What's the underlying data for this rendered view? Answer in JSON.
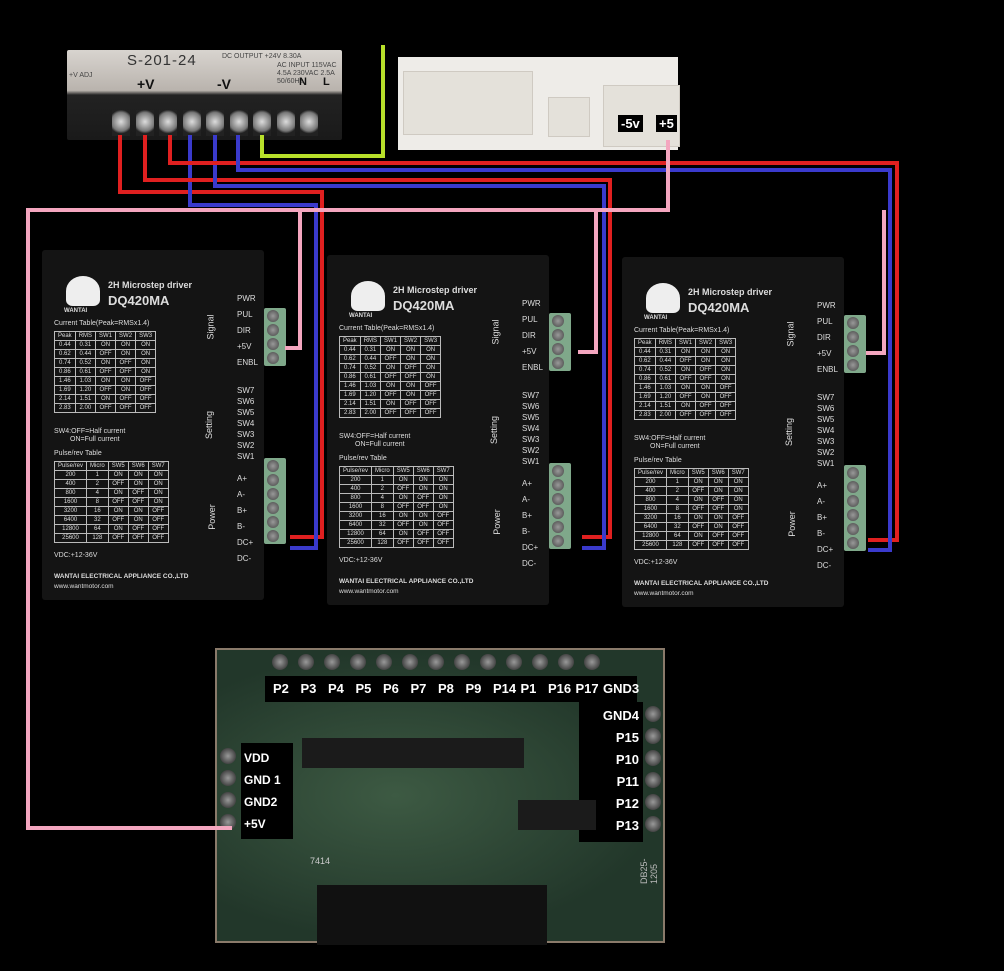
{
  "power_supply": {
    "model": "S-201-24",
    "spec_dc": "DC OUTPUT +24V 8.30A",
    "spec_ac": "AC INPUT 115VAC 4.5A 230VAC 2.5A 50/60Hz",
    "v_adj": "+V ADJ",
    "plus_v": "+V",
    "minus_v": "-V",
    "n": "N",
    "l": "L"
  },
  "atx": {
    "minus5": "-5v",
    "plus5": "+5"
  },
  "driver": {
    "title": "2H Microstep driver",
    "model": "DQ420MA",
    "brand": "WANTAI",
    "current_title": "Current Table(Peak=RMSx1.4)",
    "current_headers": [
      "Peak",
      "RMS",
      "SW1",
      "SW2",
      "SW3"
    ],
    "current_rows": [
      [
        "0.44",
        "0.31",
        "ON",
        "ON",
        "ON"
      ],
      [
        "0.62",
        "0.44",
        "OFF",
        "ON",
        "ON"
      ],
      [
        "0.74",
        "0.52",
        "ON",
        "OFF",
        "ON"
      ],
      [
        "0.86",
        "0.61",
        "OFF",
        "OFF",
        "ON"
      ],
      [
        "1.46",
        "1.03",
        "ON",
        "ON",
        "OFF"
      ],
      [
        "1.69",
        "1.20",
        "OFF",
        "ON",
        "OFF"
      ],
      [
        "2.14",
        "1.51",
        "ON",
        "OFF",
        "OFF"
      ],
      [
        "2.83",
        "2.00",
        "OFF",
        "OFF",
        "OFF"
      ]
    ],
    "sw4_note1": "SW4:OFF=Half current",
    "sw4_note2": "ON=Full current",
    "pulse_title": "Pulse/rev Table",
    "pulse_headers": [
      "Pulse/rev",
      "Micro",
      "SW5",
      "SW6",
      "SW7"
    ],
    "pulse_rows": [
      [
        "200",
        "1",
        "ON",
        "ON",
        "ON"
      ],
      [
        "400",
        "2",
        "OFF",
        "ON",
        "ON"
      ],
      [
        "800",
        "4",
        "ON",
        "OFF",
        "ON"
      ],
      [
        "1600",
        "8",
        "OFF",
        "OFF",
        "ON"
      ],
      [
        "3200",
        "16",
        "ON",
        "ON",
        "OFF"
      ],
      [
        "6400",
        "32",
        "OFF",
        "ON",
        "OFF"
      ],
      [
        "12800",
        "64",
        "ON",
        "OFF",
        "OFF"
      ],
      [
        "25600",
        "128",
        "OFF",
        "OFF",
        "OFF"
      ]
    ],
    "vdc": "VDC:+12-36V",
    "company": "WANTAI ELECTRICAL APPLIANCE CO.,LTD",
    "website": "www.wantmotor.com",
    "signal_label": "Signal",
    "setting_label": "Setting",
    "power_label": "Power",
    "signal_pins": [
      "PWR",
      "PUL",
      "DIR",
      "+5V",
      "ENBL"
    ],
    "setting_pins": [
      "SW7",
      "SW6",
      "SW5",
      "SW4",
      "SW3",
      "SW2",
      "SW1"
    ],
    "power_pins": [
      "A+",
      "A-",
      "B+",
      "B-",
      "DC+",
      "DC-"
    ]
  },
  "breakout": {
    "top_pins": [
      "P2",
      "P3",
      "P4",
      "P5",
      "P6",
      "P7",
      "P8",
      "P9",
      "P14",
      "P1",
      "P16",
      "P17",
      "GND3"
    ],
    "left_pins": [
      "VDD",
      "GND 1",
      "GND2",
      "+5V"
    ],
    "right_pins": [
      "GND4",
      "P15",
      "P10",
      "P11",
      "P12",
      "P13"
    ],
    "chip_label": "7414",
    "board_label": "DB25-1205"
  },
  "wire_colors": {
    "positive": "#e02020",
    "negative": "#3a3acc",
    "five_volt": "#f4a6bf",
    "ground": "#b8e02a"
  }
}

━━━

Count the lines above that contain the word "Table", and give only that number.

**Answer to this exercise:** 2